Stored data:
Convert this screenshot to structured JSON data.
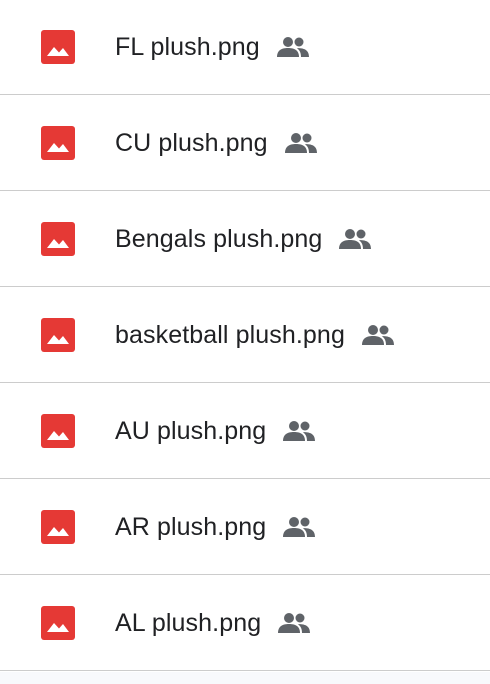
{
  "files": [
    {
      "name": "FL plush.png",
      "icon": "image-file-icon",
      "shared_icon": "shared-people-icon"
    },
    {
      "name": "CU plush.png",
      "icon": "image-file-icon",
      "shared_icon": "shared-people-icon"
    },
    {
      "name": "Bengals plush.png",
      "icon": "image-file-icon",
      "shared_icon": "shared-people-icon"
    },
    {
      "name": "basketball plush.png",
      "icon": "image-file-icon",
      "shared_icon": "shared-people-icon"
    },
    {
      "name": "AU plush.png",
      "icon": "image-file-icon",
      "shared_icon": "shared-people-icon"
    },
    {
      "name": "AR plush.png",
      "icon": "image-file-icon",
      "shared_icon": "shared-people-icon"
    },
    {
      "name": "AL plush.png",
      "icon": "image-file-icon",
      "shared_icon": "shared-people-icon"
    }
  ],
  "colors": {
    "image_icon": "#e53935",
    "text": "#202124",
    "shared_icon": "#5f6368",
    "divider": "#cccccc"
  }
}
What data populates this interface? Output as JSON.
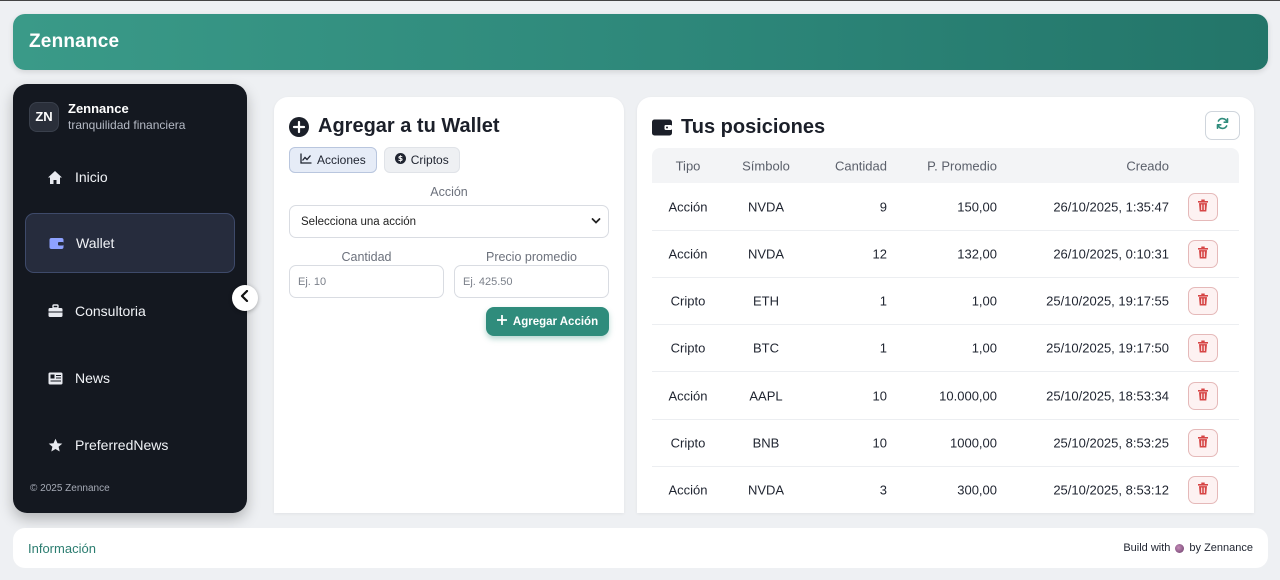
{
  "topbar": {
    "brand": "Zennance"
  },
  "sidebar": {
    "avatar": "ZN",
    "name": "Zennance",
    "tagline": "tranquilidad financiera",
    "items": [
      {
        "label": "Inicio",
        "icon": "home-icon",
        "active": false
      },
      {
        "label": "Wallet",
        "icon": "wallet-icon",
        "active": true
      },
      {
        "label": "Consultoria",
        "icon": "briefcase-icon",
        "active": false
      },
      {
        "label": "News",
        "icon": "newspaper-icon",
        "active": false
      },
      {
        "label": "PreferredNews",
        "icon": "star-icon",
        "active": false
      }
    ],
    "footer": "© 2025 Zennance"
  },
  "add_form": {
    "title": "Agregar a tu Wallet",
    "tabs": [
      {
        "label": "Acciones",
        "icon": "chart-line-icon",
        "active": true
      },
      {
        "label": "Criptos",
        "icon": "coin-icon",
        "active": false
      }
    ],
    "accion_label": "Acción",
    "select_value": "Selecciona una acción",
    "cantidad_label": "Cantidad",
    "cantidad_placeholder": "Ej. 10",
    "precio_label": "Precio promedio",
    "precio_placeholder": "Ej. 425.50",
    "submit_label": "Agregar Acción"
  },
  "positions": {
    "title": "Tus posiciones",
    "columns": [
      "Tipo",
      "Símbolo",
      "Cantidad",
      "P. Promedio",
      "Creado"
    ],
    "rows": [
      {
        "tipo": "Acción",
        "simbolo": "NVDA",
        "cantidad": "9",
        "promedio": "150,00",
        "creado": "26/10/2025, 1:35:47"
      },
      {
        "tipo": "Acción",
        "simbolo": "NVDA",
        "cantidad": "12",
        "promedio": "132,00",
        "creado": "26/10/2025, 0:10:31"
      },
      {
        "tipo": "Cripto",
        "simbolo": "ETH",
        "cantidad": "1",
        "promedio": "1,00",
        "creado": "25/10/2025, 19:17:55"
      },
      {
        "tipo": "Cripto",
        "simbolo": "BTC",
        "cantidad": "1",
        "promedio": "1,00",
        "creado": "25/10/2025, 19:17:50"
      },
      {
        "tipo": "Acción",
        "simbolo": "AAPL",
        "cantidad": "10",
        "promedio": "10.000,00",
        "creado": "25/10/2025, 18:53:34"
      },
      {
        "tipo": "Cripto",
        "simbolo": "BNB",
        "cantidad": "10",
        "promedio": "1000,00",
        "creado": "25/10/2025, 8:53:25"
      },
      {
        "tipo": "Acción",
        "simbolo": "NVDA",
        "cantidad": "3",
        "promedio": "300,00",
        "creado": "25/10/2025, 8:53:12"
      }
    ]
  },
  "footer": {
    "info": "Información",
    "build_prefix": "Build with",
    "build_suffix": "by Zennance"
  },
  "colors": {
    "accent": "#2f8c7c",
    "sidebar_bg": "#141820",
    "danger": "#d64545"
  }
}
* * *
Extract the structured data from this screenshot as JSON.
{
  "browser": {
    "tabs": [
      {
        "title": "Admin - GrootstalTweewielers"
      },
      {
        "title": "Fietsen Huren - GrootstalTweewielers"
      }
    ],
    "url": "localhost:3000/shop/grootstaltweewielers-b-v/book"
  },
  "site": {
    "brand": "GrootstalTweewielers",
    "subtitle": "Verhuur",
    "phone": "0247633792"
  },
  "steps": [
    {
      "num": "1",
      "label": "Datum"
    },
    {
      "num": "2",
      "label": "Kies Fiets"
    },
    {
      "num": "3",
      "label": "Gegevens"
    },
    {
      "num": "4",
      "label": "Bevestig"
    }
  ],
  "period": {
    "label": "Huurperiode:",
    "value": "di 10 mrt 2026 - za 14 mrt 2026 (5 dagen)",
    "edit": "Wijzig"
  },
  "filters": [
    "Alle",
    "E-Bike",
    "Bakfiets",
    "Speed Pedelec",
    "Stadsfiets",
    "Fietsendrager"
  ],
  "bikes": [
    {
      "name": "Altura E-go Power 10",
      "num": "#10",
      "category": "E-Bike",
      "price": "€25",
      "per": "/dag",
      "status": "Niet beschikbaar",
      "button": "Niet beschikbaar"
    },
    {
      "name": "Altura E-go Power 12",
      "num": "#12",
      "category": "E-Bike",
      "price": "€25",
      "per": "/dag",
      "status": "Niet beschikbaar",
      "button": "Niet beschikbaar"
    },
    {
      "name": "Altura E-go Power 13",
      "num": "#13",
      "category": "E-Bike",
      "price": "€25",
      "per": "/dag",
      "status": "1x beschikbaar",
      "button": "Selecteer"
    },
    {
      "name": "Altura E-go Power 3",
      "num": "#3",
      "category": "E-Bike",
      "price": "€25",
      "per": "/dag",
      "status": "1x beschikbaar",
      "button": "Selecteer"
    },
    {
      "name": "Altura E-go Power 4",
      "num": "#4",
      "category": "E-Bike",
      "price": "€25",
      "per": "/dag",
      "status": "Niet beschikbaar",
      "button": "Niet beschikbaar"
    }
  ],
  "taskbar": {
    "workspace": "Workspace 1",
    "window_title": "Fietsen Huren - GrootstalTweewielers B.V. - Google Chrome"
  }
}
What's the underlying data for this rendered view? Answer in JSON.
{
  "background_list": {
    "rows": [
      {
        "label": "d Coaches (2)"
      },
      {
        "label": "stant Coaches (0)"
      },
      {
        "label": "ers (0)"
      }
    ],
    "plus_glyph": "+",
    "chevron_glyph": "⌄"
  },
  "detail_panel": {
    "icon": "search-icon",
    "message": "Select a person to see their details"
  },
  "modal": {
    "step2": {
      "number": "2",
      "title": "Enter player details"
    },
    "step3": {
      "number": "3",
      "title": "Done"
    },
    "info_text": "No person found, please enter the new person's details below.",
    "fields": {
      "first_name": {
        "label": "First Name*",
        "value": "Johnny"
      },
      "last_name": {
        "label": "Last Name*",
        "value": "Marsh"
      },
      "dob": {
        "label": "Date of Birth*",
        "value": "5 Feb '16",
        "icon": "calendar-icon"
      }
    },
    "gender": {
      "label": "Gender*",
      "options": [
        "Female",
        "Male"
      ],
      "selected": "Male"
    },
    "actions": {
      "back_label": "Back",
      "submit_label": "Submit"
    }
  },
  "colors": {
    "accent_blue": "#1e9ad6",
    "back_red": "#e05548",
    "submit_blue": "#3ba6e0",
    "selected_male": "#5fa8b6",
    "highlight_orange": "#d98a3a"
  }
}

EXERCISE INSTRUCTIONS
Using the listing above, list every line in which the string "person" occurs.

FINAL RESULT
    "message": "Select a person to see their details"
    "info_text": "No person found, please enter the new person's details below.",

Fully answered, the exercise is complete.